The problem: Reproduce the book review below from "I've tried to" up to and including "turned out to be.", substituting "hooked" for "engaged".

Passage shown:
################
Blood, Sweat & Chrome: The Wild and True Story of Mad Max: Fury Road by Kyle Buchanan
My rating: 5 of 5 stars
Like so many other people, I gushed over Mad Max: Fury Road when it came out. I'd read a bit about how difficult the shoot was, and how long (twenty years) it took this film to get to the theaters. This book tells that whole incredible story: an oral history of all the nitty-gritty details of the shoot, the planning, the vehicles, the awe-inspiring practical stunts, the tension and stress of filming nine months in the Namibia desert, the clashes between cast members, and finally, the triumph of winning six Academy Awards, including a well-deserved Best Editing Oscar for Margaret Sixel.
I've tried to read oral-history type narratives before, and I find it's hard for them to hold my interest. Not so here. Maybe it's because the real-life story had so many obstacles to overcome and so many unexpected twists and turns, but this book had me engaged from beginning to end. It's just a damned miracle it made it to the big screen at all, never mind being as good as it turned out to be.
################
Dataset entries:
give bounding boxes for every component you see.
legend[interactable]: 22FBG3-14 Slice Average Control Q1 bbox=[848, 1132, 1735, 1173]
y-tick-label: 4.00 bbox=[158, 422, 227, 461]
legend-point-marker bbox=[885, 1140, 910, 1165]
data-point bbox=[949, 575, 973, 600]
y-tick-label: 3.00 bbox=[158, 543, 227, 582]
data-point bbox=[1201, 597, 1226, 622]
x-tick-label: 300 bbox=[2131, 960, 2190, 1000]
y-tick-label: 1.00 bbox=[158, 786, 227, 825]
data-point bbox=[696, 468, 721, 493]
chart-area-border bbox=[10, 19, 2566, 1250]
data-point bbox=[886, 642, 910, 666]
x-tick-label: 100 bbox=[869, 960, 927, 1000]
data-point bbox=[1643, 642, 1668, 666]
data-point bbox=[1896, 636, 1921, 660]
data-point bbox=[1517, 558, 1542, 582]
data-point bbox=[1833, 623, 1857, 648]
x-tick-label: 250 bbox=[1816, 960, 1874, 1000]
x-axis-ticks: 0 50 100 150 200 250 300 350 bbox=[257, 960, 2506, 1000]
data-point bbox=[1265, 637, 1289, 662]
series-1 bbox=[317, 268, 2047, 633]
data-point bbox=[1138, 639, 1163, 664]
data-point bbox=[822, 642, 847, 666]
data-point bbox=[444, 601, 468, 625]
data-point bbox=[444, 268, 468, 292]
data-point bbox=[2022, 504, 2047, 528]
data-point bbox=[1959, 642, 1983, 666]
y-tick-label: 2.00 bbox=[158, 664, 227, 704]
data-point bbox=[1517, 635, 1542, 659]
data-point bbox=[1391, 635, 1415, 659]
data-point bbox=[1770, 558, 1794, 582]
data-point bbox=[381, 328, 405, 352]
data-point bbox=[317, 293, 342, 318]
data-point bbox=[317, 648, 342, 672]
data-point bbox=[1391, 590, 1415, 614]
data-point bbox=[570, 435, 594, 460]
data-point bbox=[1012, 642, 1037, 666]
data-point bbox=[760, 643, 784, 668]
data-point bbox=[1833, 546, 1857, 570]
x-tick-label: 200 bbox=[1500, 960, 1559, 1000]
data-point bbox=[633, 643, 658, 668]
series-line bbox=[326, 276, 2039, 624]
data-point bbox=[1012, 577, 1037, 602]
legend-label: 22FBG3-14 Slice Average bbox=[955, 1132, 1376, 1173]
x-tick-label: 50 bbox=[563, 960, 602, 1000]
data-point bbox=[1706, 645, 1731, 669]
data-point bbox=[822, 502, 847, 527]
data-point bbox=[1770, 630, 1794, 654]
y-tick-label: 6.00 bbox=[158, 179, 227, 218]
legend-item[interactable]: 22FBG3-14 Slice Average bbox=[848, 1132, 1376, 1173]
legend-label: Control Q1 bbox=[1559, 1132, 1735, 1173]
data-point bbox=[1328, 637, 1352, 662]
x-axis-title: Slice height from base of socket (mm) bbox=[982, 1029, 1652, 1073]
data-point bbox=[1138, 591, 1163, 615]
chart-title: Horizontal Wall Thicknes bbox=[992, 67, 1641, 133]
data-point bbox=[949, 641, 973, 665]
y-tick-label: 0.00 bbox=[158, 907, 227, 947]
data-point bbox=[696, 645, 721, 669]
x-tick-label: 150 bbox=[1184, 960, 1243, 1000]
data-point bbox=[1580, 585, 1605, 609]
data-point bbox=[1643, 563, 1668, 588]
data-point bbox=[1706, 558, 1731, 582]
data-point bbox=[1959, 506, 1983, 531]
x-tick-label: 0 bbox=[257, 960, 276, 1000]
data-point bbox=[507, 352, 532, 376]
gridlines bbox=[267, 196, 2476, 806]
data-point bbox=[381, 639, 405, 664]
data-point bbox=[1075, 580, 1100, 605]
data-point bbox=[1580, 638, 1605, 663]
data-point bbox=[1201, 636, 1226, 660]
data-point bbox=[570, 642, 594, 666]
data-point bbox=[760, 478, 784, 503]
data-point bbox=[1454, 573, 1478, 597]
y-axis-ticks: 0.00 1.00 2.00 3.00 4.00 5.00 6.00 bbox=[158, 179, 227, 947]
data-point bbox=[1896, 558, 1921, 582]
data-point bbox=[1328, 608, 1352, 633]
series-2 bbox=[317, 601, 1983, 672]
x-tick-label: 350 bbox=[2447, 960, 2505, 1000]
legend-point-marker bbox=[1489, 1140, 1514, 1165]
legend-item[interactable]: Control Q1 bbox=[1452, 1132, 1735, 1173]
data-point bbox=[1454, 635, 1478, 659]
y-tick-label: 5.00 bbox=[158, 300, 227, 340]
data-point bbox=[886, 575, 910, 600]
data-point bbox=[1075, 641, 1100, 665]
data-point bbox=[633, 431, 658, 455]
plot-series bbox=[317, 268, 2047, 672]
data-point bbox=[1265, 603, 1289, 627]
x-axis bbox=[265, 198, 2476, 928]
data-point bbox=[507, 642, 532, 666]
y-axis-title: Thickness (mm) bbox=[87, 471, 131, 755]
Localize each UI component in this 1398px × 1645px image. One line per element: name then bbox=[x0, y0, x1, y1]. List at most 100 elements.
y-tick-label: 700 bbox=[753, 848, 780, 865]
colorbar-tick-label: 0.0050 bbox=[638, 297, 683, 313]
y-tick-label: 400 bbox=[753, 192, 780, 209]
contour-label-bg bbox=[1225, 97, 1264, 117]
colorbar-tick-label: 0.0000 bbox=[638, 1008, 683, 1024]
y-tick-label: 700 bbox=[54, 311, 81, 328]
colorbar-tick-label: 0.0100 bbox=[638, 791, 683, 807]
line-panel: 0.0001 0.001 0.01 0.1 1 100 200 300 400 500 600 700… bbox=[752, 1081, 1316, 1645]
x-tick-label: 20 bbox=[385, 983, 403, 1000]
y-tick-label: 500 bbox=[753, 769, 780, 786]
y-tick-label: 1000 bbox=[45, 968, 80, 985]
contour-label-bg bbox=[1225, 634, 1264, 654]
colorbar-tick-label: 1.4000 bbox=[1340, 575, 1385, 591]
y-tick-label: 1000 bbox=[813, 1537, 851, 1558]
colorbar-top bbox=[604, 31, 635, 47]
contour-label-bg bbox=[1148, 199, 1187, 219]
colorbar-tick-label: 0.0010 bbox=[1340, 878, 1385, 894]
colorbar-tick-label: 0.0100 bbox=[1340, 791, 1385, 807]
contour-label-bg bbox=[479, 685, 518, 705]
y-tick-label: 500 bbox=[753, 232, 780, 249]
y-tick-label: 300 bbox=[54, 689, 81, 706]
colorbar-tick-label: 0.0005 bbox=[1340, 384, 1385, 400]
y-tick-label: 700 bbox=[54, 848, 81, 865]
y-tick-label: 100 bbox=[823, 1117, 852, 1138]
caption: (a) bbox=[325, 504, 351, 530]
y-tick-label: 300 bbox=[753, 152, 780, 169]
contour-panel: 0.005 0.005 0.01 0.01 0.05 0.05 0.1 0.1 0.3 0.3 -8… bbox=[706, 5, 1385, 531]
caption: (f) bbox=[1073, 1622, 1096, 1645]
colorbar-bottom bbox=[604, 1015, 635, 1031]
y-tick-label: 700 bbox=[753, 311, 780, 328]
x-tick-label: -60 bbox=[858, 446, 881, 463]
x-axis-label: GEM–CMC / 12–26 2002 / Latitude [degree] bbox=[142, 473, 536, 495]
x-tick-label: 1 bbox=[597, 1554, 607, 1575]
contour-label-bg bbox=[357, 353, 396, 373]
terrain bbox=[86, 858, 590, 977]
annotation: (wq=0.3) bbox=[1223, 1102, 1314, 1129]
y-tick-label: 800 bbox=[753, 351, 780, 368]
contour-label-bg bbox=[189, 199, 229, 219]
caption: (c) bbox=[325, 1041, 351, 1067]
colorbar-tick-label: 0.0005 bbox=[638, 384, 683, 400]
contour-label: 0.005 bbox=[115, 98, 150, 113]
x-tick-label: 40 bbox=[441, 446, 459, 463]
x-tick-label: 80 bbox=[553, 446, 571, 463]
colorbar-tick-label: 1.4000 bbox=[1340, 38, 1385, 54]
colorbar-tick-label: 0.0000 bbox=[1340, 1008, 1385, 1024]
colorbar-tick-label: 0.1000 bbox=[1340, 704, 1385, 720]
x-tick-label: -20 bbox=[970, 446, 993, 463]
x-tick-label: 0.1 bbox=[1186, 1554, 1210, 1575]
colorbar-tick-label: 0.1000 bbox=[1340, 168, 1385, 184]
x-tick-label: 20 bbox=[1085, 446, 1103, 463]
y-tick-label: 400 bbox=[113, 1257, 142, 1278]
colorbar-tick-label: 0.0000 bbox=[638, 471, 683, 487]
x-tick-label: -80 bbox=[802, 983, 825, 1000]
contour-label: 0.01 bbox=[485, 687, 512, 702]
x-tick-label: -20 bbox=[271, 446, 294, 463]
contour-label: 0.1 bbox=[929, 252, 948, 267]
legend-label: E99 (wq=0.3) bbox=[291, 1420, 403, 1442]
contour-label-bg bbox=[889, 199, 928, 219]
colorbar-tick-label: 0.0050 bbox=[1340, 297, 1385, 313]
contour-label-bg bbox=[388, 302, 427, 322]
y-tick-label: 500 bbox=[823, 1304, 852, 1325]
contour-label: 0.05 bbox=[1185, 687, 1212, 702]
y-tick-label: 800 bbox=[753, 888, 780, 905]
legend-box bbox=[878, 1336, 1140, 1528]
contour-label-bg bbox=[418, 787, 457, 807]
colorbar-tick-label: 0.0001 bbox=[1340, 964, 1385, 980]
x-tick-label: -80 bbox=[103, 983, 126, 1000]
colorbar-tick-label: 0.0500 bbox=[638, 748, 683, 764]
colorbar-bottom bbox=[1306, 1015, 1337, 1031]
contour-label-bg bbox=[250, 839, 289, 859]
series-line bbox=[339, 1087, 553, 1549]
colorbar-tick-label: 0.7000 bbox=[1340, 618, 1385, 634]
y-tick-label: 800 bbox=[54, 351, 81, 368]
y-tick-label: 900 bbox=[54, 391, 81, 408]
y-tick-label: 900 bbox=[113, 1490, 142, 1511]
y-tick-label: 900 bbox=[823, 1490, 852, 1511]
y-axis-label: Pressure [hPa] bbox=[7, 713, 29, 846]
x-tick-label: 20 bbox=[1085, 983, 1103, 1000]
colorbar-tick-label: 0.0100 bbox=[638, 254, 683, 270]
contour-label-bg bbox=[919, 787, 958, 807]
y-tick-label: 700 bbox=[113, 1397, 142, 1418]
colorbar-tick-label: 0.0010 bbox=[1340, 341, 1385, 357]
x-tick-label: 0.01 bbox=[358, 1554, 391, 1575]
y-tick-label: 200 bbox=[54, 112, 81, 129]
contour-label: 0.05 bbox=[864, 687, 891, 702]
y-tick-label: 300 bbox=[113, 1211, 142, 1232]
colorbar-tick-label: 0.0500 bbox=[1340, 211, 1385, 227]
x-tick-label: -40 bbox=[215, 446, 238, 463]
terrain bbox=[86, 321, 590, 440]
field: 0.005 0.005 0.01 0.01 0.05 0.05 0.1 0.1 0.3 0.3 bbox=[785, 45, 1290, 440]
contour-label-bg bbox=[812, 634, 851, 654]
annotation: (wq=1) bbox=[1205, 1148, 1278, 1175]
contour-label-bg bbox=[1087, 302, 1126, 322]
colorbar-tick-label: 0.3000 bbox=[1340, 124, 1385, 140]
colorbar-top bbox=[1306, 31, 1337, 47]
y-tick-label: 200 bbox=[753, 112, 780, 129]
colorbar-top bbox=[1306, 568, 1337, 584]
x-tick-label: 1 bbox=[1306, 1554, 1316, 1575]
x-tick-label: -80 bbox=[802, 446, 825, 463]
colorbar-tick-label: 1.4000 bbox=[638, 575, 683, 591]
################
Result below:
I've tried to read oral-history type narratives before, and I find it's hard for them to hold my interest. Not so here. Maybe it's because the real-life story had so many obstacles to overcome and so many unexpected twists and turns, but this book had me hooked from beginning to end. It's just a damned miracle it made it to the big screen at all, never mind being as good as it turned out to be.